= Written instruction =
Give all of the lines again exactly as they read.

= Records supplied =
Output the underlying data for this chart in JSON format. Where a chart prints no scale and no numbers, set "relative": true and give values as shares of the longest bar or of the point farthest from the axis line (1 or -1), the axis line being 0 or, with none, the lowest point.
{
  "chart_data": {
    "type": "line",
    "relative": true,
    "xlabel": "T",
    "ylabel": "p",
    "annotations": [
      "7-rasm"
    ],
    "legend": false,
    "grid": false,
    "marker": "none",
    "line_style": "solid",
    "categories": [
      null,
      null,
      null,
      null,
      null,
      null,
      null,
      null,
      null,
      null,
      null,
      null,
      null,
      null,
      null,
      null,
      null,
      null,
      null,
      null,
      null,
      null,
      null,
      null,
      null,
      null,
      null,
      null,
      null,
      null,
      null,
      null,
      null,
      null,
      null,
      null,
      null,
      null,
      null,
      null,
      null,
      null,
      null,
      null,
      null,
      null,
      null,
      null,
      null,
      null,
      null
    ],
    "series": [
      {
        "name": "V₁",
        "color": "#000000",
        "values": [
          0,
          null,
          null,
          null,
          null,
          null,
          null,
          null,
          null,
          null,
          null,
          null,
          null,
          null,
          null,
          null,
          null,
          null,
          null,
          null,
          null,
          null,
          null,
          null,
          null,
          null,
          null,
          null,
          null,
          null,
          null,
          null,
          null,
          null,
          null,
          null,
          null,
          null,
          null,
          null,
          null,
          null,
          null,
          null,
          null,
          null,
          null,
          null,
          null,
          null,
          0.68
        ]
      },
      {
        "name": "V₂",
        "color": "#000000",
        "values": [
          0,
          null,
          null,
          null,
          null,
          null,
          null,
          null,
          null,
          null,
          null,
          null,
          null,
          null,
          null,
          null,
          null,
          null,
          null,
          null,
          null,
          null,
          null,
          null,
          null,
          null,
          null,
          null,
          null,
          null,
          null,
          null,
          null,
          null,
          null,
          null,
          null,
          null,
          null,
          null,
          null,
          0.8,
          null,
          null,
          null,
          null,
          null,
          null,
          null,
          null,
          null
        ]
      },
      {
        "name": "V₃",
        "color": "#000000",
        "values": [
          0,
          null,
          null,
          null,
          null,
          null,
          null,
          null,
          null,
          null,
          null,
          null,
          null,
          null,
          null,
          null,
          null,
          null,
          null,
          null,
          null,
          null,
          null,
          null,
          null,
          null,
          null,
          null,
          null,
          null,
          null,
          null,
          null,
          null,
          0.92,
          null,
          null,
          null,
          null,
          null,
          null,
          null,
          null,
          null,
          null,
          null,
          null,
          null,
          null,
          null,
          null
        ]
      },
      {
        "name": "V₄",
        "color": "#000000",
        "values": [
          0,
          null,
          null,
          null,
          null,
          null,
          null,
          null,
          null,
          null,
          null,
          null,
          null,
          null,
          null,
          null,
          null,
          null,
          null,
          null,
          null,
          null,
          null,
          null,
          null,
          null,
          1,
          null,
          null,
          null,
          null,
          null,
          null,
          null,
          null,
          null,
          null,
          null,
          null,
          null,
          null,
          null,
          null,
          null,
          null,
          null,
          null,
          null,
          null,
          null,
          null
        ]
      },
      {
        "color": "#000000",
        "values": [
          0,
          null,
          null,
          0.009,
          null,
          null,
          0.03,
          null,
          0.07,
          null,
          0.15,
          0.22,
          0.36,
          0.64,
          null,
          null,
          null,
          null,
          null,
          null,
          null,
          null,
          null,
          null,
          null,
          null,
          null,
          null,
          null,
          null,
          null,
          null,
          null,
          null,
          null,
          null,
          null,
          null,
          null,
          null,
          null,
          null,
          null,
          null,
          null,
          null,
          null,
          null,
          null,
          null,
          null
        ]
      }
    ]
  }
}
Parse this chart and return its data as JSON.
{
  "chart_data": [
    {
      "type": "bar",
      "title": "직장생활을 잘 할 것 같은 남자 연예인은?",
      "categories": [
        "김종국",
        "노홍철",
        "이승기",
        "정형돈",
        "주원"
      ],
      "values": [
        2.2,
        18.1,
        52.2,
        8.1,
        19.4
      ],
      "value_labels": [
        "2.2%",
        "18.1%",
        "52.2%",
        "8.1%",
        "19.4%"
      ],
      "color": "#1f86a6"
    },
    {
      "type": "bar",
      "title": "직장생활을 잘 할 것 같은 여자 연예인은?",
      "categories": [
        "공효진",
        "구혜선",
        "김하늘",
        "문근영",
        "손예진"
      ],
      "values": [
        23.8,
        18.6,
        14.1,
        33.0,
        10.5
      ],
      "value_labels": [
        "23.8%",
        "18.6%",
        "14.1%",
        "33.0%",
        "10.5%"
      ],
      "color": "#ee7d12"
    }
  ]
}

= Result =
Output the underlying data for this chart in JSON format. Where a chart prints no scale and no numbers, set "relative": true and give values as shares of the longest bar or of the point farthest from the axis line (1 or -1), the axis line being 0 or, with none, the lowest point.
{
  "chart_data": {
    "type": "line",
    "relative": true,
    "xlabel": "T",
    "ylabel": "p",
    "annotations": [
      "7-rasm"
    ],
    "legend": false,
    "grid": false,
    "marker": "none",
    "line_style": "solid",
    "categories": [
      null,
      null,
      null,
      null,
      null,
      null,
      null,
      null,
      null,
      null,
      null,
      null,
      null,
      null,
      null,
      null,
      null,
      null,
      null,
      null,
      null,
      null,
      null,
      null,
      null,
      null,
      null,
      null,
      null,
      null,
      null,
      null,
      null,
      null,
      null,
      null,
      null,
      null,
      null,
      null,
      null,
      null,
      null,
      null,
      null,
      null,
      null,
      null,
      null,
      null,
      null
    ],
    "series": [
      {
        "name": "V₁",
        "color": "#000000",
        "values": [
          0,
          null,
          null,
          null,
          null,
          null,
          null,
          null,
          null,
          null,
          null,
          null,
          null,
          null,
          null,
          null,
          null,
          null,
          null,
          null,
          null,
          null,
          null,
          null,
          null,
          null,
          null,
          null,
          null,
          null,
          null,
          null,
          null,
          null,
          null,
          null,
          null,
          null,
          null,
          null,
          null,
          null,
          null,
          null,
          null,
          null,
          null,
          null,
          null,
          null,
          0.68
        ]
      },
      {
        "name": "V₂",
        "color": "#000000",
        "values": [
          0,
          null,
          null,
          null,
          null,
          null,
          null,
          null,
          null,
          null,
          null,
          null,
          null,
          null,
          null,
          null,
          null,
          null,
          null,
          null,
          null,
          null,
          null,
          null,
          null,
          null,
          null,
          null,
          null,
          null,
          null,
          null,
          null,
          null,
          null,
          null,
          null,
          null,
          null,
          null,
          null,
          0.8,
          null,
          null,
          null,
          null,
          null,
          null,
          null,
          null,
          null
        ]
      },
      {
        "name": "V₃",
        "color": "#000000",
        "values": [
          0,
          null,
          null,
          null,
          null,
          null,
          null,
          null,
          null,
          null,
          null,
          null,
          null,
          null,
          null,
          null,
          null,
          null,
          null,
          null,
          null,
          null,
          null,
          null,
          null,
          null,
          null,
          null,
          null,
          null,
          null,
          null,
          null,
          null,
          0.92,
          null,
          null,
          null,
          null,
          null,
          null,
          null,
          null,
          null,
          null,
          null,
          null,
          null,
          null,
          null,
          null
        ]
      },
      {
        "name": "V₄",
        "color": "#000000",
        "values": [
          0,
          null,
          null,
          null,
          null,
          null,
          null,
          null,
          null,
          null,
          null,
          null,
          null,
          null,
          null,
          null,
          null,
          null,
          null,
          null,
          null,
          null,
          null,
          null,
          null,
          null,
          1,
          null,
          null,
          null,
          null,
          null,
          null,
          null,
          null,
          null,
          null,
          null,
          null,
          null,
          null,
          null,
          null,
          null,
          null,
          null,
          null,
          null,
          null,
          null,
          null
        ]
      },
      {
        "color": "#000000",
        "values": [
          0,
          null,
          null,
          0.009,
          null,
          null,
          0.03,
          null,
          0.07,
          null,
          0.15,
          0.22,
          0.36,
          0.64,
          null,
          null,
          null,
          null,
          null,
          null,
          null,
          null,
          null,
          null,
          null,
          null,
          null,
          null,
          null,
          null,
          null,
          null,
          null,
          null,
          null,
          null,
          null,
          null,
          null,
          null,
          null,
          null,
          null,
          null,
          null,
          null,
          null,
          null,
          null,
          null,
          null
        ]
      }
    ]
  }
}
Parse this chart and return its data as JSON.
{
  "chart_data": [
    {
      "type": "bar",
      "title": "직장생활을 잘 할 것 같은 남자 연예인은?",
      "categories": [
        "김종국",
        "노홍철",
        "이승기",
        "정형돈",
        "주원"
      ],
      "values": [
        2.2,
        18.1,
        52.2,
        8.1,
        19.4
      ],
      "value_labels": [
        "2.2%",
        "18.1%",
        "52.2%",
        "8.1%",
        "19.4%"
      ],
      "color": "#1f86a6"
    },
    {
      "type": "bar",
      "title": "직장생활을 잘 할 것 같은 여자 연예인은?",
      "categories": [
        "공효진",
        "구혜선",
        "김하늘",
        "문근영",
        "손예진"
      ],
      "values": [
        23.8,
        18.6,
        14.1,
        33.0,
        10.5
      ],
      "value_labels": [
        "23.8%",
        "18.6%",
        "14.1%",
        "33.0%",
        "10.5%"
      ],
      "color": "#ee7d12"
    }
  ]
}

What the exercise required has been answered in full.